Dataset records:
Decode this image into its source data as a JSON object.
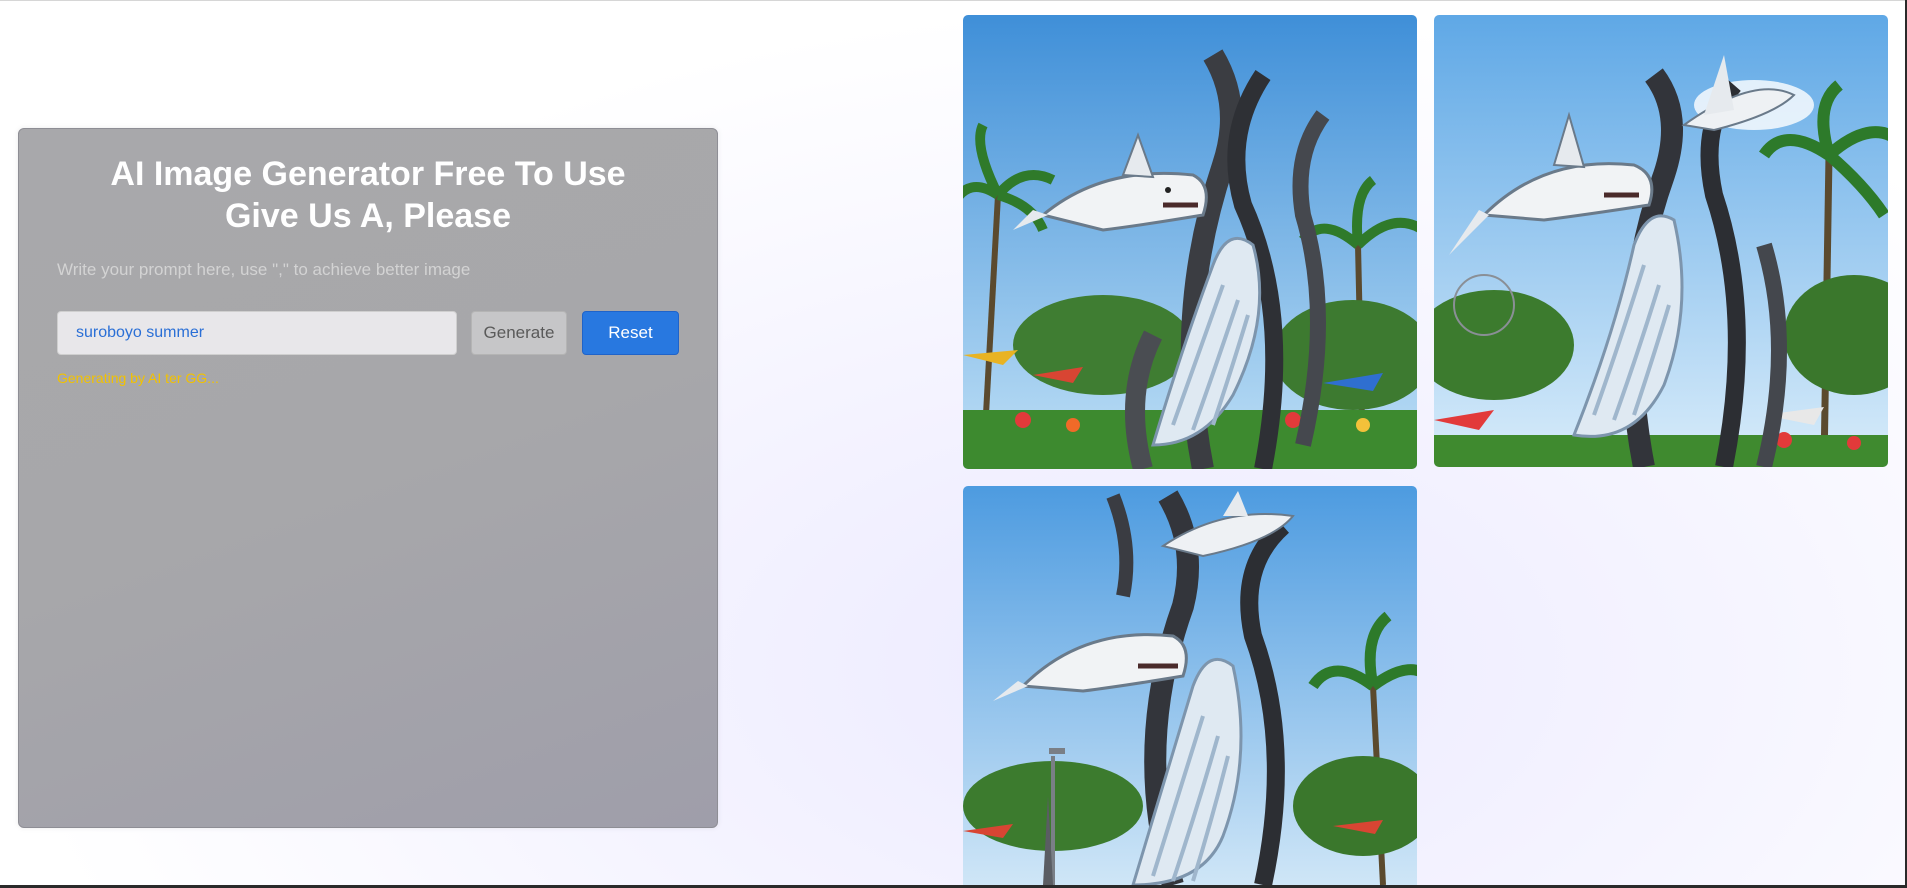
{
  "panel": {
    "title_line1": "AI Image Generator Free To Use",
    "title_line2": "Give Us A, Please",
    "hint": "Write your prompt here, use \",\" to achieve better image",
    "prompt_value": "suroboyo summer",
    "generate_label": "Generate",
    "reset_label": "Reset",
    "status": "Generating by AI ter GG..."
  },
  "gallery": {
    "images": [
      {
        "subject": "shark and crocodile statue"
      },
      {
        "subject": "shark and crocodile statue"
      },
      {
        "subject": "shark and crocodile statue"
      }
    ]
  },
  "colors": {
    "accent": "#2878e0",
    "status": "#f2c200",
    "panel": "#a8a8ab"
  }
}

INSTRUCTION:
Except for the pictures, reproduce every line exactly.

ANSWER:
Decode this image into its source data as a JSON object.
{
  "panel": {
    "title_line1": "AI Image Generator Free To Use",
    "title_line2": "Give Us A, Please",
    "hint": "Write your prompt here, use \",\" to achieve better image",
    "prompt_value": "suroboyo summer",
    "generate_label": "Generate",
    "reset_label": "Reset",
    "status": "Generating by AI ter GG..."
  },
  "gallery": {
    "images": [
      {
        "subject": "shark and crocodile statue"
      },
      {
        "subject": "shark and crocodile statue"
      },
      {
        "subject": "shark and crocodile statue"
      }
    ]
  },
  "colors": {
    "accent": "#2878e0",
    "status": "#f2c200",
    "panel": "#a8a8ab"
  }
}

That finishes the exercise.